_WHAT IS REQUIRED:_
Print the data exactly as it is given, please.

□ □ □ □ □

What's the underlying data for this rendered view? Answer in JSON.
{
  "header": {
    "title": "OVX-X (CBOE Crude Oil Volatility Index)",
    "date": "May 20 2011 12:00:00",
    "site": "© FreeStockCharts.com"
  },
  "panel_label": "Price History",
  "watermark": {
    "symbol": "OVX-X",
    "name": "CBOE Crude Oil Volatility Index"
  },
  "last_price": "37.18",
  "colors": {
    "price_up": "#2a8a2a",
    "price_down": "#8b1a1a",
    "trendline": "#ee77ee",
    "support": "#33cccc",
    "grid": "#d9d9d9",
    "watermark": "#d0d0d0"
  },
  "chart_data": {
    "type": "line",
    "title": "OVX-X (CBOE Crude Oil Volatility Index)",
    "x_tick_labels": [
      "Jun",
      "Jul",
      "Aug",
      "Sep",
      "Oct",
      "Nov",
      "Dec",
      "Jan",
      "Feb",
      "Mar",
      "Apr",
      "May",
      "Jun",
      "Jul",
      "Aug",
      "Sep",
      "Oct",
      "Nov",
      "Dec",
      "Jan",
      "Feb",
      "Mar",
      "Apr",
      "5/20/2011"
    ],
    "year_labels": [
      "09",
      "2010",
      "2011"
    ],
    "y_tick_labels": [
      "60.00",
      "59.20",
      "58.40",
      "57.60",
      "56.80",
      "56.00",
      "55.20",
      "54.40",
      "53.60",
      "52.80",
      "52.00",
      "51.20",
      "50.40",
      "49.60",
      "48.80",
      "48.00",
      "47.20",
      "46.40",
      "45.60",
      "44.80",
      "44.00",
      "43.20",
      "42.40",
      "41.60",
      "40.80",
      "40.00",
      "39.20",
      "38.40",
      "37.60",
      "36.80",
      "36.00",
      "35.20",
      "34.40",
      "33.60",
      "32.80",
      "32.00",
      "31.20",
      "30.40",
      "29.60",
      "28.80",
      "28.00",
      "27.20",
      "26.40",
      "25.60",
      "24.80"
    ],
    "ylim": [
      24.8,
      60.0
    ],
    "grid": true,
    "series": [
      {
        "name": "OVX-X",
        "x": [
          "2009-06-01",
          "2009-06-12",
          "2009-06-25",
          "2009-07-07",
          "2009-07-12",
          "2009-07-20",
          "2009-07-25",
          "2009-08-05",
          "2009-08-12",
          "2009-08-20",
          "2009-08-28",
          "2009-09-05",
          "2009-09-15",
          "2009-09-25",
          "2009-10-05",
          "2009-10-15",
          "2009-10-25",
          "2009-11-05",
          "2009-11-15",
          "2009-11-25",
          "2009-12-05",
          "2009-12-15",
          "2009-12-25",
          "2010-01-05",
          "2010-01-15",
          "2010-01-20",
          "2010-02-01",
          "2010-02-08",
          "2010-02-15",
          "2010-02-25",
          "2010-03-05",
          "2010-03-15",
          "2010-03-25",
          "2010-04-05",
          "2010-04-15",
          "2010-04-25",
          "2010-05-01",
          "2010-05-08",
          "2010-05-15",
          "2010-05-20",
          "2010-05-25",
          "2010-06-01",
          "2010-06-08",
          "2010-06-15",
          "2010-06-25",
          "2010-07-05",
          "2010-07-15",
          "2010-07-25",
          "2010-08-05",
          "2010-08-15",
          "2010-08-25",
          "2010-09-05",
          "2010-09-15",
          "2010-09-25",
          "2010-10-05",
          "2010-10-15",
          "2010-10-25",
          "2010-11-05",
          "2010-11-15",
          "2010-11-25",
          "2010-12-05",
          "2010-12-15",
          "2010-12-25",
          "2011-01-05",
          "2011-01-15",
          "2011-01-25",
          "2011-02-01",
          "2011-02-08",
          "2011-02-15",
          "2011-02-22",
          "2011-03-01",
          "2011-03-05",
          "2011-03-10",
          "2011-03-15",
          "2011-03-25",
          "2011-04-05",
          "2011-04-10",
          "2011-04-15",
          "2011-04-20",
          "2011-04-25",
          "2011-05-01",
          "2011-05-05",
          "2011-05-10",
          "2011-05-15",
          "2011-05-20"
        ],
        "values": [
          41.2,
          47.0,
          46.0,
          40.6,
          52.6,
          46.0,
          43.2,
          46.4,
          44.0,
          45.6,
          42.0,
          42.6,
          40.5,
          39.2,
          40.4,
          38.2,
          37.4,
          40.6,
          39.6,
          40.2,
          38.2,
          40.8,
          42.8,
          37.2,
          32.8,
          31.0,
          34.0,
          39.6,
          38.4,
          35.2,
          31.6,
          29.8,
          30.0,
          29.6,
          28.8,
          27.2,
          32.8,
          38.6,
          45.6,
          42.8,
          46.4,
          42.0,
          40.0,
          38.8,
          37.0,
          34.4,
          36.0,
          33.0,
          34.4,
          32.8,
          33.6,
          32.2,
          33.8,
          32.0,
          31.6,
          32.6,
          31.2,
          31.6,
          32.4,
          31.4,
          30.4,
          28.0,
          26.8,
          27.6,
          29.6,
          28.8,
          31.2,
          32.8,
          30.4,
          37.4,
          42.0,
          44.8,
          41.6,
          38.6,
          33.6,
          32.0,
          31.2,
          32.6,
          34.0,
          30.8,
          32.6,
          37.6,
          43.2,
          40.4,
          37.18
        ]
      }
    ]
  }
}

□ □ □ □ □

_WRITTEN RESPONSE:_
What's the underlying data for this rendered view? Answer in JSON.
{
  "header": {
    "title": "OVX-X (CBOE Crude Oil Volatility Index)",
    "date": "May 20 2011 12:00:00",
    "site": "© FreeStockCharts.com"
  },
  "panel_label": "Price History",
  "watermark": {
    "symbol": "OVX-X",
    "name": "CBOE Crude Oil Volatility Index"
  },
  "last_price": "37.18",
  "colors": {
    "price_up": "#2a8a2a",
    "price_down": "#8b1a1a",
    "trendline": "#ee77ee",
    "support": "#33cccc",
    "grid": "#d9d9d9",
    "watermark": "#d0d0d0"
  },
  "chart_data": {
    "type": "line",
    "title": "OVX-X (CBOE Crude Oil Volatility Index)",
    "x_tick_labels": [
      "Jun",
      "Jul",
      "Aug",
      "Sep",
      "Oct",
      "Nov",
      "Dec",
      "Jan",
      "Feb",
      "Mar",
      "Apr",
      "May",
      "Jun",
      "Jul",
      "Aug",
      "Sep",
      "Oct",
      "Nov",
      "Dec",
      "Jan",
      "Feb",
      "Mar",
      "Apr",
      "5/20/2011"
    ],
    "year_labels": [
      "09",
      "2010",
      "2011"
    ],
    "y_tick_labels": [
      "60.00",
      "59.20",
      "58.40",
      "57.60",
      "56.80",
      "56.00",
      "55.20",
      "54.40",
      "53.60",
      "52.80",
      "52.00",
      "51.20",
      "50.40",
      "49.60",
      "48.80",
      "48.00",
      "47.20",
      "46.40",
      "45.60",
      "44.80",
      "44.00",
      "43.20",
      "42.40",
      "41.60",
      "40.80",
      "40.00",
      "39.20",
      "38.40",
      "37.60",
      "36.80",
      "36.00",
      "35.20",
      "34.40",
      "33.60",
      "32.80",
      "32.00",
      "31.20",
      "30.40",
      "29.60",
      "28.80",
      "28.00",
      "27.20",
      "26.40",
      "25.60",
      "24.80"
    ],
    "ylim": [
      24.8,
      60.0
    ],
    "grid": true,
    "series": [
      {
        "name": "OVX-X",
        "x": [
          "2009-06-01",
          "2009-06-12",
          "2009-06-25",
          "2009-07-07",
          "2009-07-12",
          "2009-07-20",
          "2009-07-25",
          "2009-08-05",
          "2009-08-12",
          "2009-08-20",
          "2009-08-28",
          "2009-09-05",
          "2009-09-15",
          "2009-09-25",
          "2009-10-05",
          "2009-10-15",
          "2009-10-25",
          "2009-11-05",
          "2009-11-15",
          "2009-11-25",
          "2009-12-05",
          "2009-12-15",
          "2009-12-25",
          "2010-01-05",
          "2010-01-15",
          "2010-01-20",
          "2010-02-01",
          "2010-02-08",
          "2010-02-15",
          "2010-02-25",
          "2010-03-05",
          "2010-03-15",
          "2010-03-25",
          "2010-04-05",
          "2010-04-15",
          "2010-04-25",
          "2010-05-01",
          "2010-05-08",
          "2010-05-15",
          "2010-05-20",
          "2010-05-25",
          "2010-06-01",
          "2010-06-08",
          "2010-06-15",
          "2010-06-25",
          "2010-07-05",
          "2010-07-15",
          "2010-07-25",
          "2010-08-05",
          "2010-08-15",
          "2010-08-25",
          "2010-09-05",
          "2010-09-15",
          "2010-09-25",
          "2010-10-05",
          "2010-10-15",
          "2010-10-25",
          "2010-11-05",
          "2010-11-15",
          "2010-11-25",
          "2010-12-05",
          "2010-12-15",
          "2010-12-25",
          "2011-01-05",
          "2011-01-15",
          "2011-01-25",
          "2011-02-01",
          "2011-02-08",
          "2011-02-15",
          "2011-02-22",
          "2011-03-01",
          "2011-03-05",
          "2011-03-10",
          "2011-03-15",
          "2011-03-25",
          "2011-04-05",
          "2011-04-10",
          "2011-04-15",
          "2011-04-20",
          "2011-04-25",
          "2011-05-01",
          "2011-05-05",
          "2011-05-10",
          "2011-05-15",
          "2011-05-20"
        ],
        "values": [
          41.2,
          47.0,
          46.0,
          40.6,
          52.6,
          46.0,
          43.2,
          46.4,
          44.0,
          45.6,
          42.0,
          42.6,
          40.5,
          39.2,
          40.4,
          38.2,
          37.4,
          40.6,
          39.6,
          40.2,
          38.2,
          40.8,
          42.8,
          37.2,
          32.8,
          31.0,
          34.0,
          39.6,
          38.4,
          35.2,
          31.6,
          29.8,
          30.0,
          29.6,
          28.8,
          27.2,
          32.8,
          38.6,
          45.6,
          42.8,
          46.4,
          42.0,
          40.0,
          38.8,
          37.0,
          34.4,
          36.0,
          33.0,
          34.4,
          32.8,
          33.6,
          32.2,
          33.8,
          32.0,
          31.6,
          32.6,
          31.2,
          31.6,
          32.4,
          31.4,
          30.4,
          28.0,
          26.8,
          27.6,
          29.6,
          28.8,
          31.2,
          32.8,
          30.4,
          37.4,
          42.0,
          44.8,
          41.6,
          38.6,
          33.6,
          32.0,
          31.2,
          32.6,
          34.0,
          30.8,
          32.6,
          37.6,
          43.2,
          40.4,
          37.18
        ]
      }
    ]
  }
}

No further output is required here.